__TO DO__: Exclude the pictures, then repeat the remaining data exactly.

__INPUT__:
* * * * * * *

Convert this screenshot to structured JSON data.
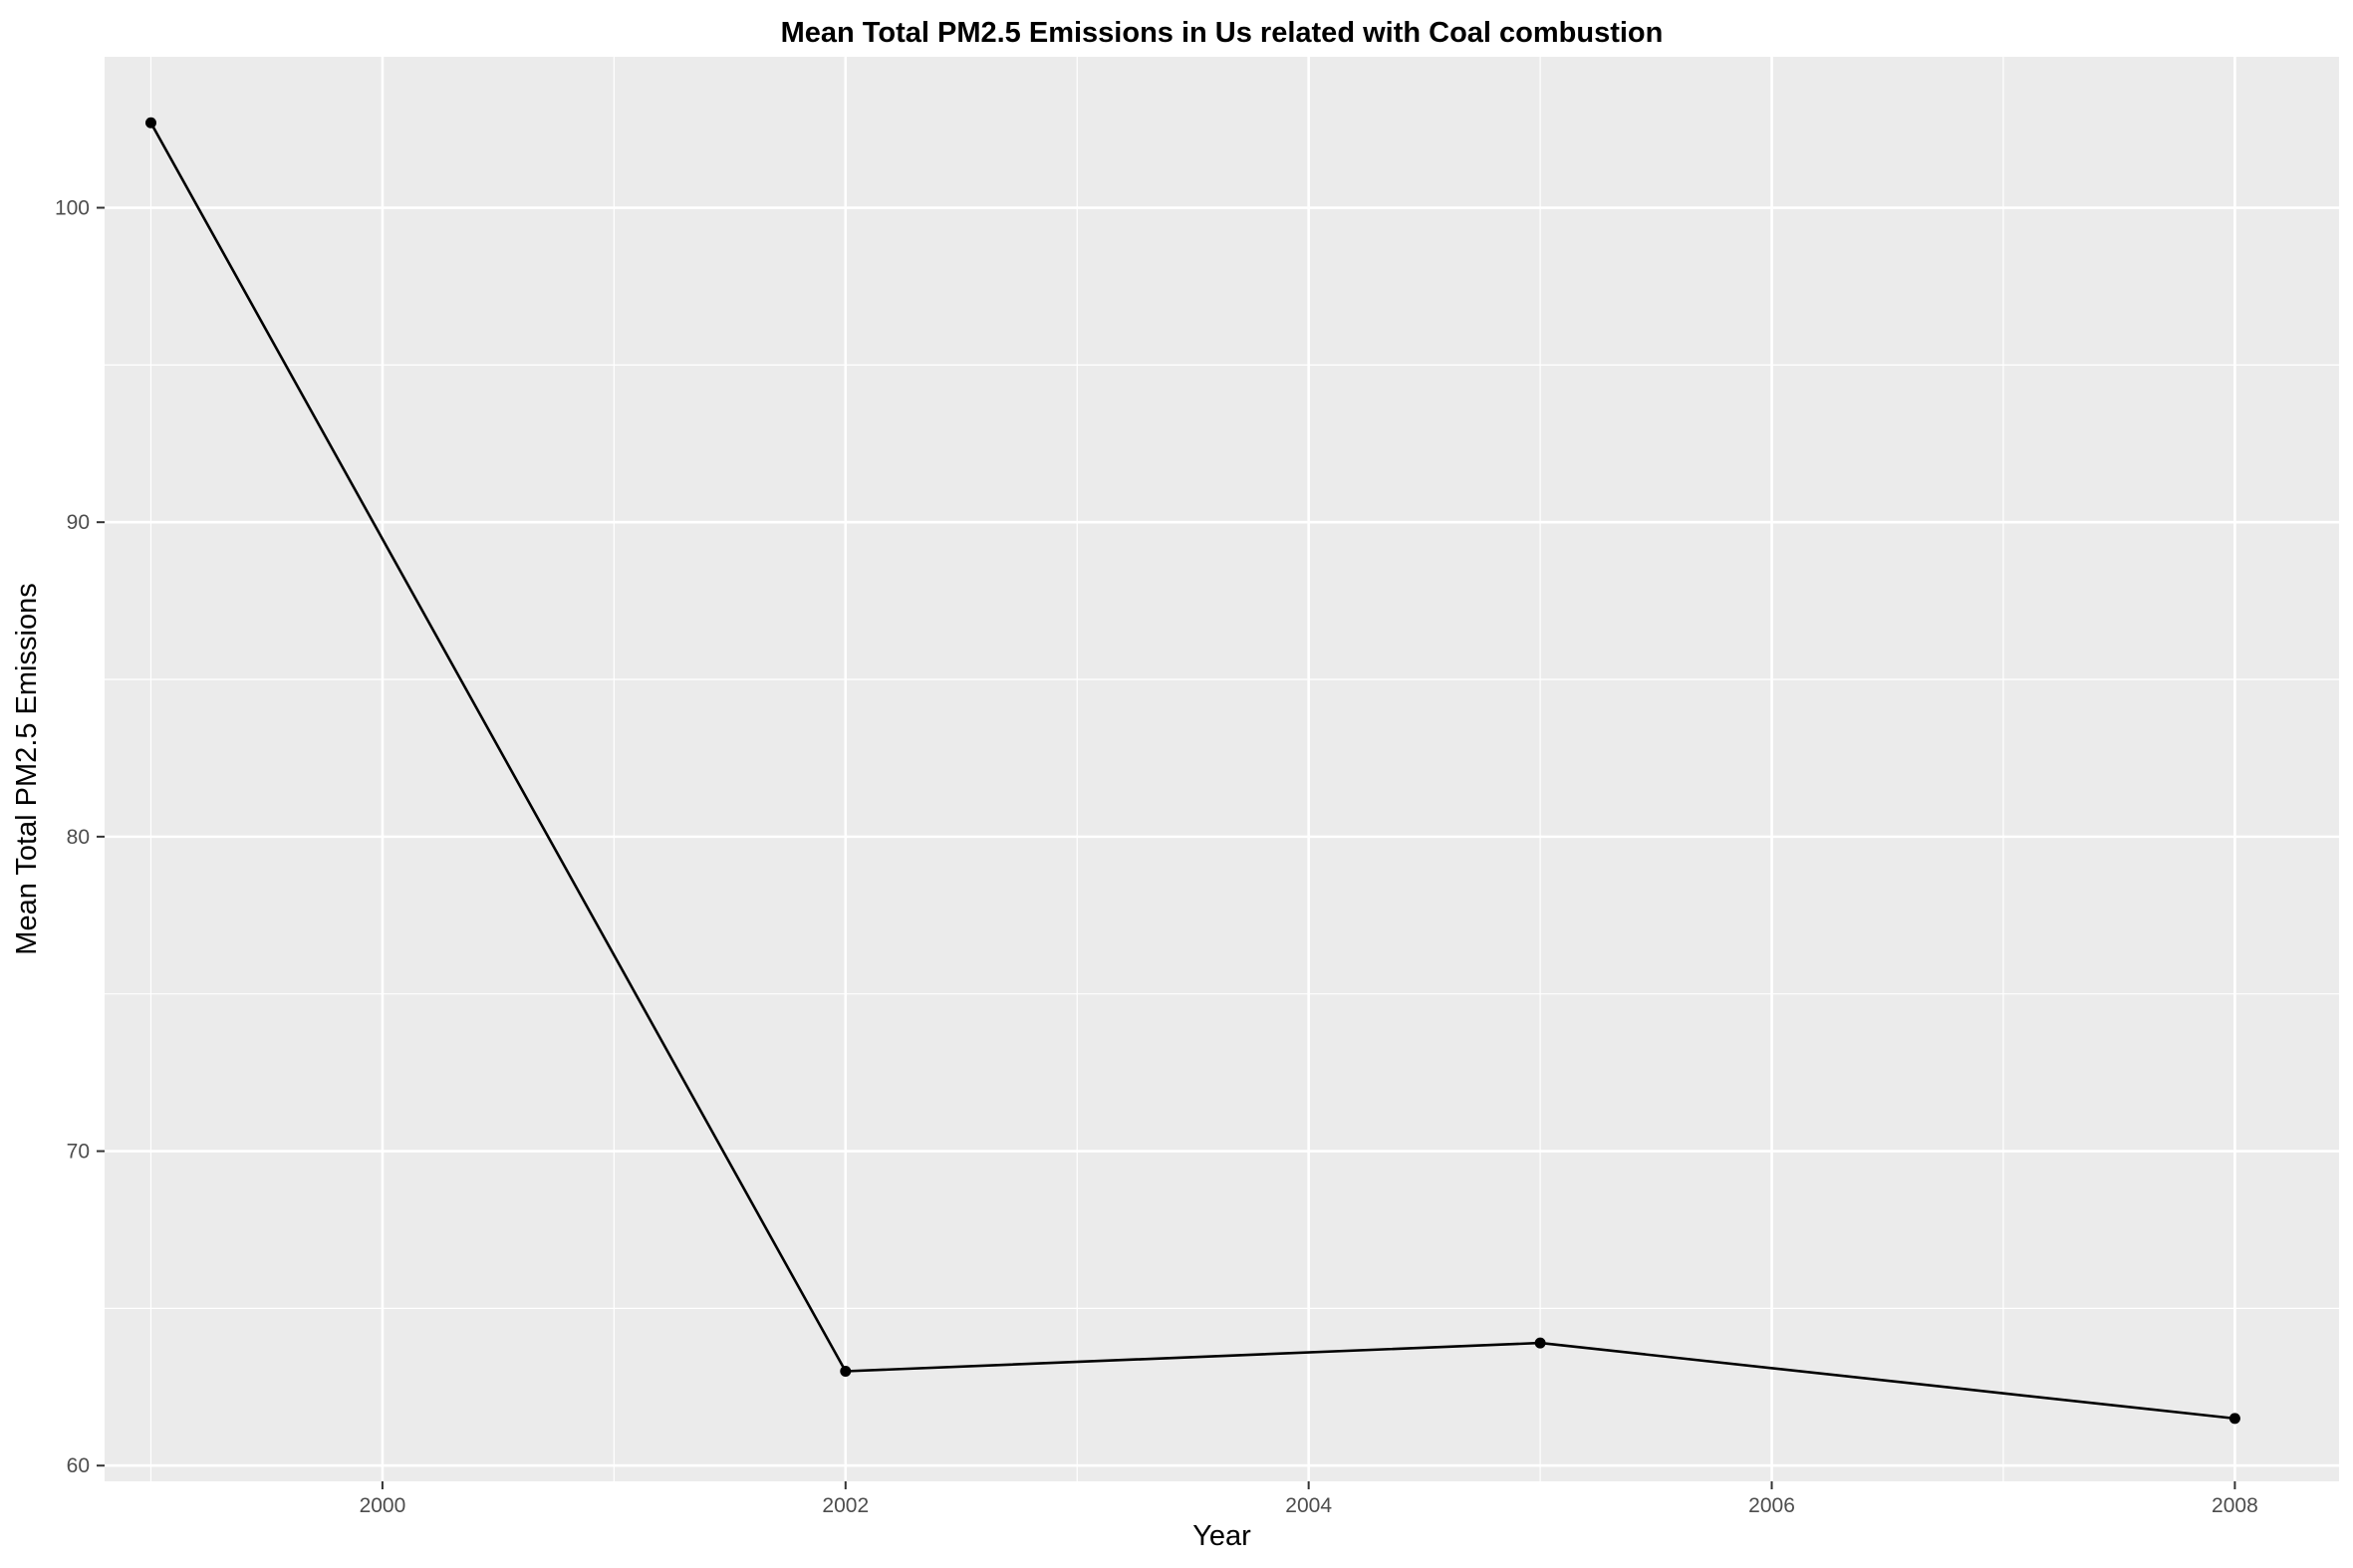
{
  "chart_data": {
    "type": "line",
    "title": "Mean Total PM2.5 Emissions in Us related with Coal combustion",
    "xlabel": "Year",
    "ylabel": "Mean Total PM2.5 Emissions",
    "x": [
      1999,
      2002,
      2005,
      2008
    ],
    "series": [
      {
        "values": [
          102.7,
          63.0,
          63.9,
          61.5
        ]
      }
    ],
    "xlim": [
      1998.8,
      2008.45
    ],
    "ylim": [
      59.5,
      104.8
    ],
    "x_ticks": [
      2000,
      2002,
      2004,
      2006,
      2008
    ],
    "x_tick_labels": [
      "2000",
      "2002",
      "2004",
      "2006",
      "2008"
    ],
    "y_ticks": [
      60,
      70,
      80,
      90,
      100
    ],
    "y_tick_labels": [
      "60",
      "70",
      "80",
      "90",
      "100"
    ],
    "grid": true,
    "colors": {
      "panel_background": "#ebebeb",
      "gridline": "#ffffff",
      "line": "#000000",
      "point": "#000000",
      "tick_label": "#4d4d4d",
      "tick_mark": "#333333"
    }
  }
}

* * * * * * *

__TASK OUTPUT__:
Convert this screenshot to structured JSON data.
{
  "chart_data": {
    "type": "line",
    "title": "Mean Total PM2.5 Emissions in Us related with Coal combustion",
    "xlabel": "Year",
    "ylabel": "Mean Total PM2.5 Emissions",
    "x": [
      1999,
      2002,
      2005,
      2008
    ],
    "series": [
      {
        "values": [
          102.7,
          63.0,
          63.9,
          61.5
        ]
      }
    ],
    "xlim": [
      1998.8,
      2008.45
    ],
    "ylim": [
      59.5,
      104.8
    ],
    "x_ticks": [
      2000,
      2002,
      2004,
      2006,
      2008
    ],
    "x_tick_labels": [
      "2000",
      "2002",
      "2004",
      "2006",
      "2008"
    ],
    "y_ticks": [
      60,
      70,
      80,
      90,
      100
    ],
    "y_tick_labels": [
      "60",
      "70",
      "80",
      "90",
      "100"
    ],
    "grid": true,
    "colors": {
      "panel_background": "#ebebeb",
      "gridline": "#ffffff",
      "line": "#000000",
      "point": "#000000",
      "tick_label": "#4d4d4d",
      "tick_mark": "#333333"
    }
  }
}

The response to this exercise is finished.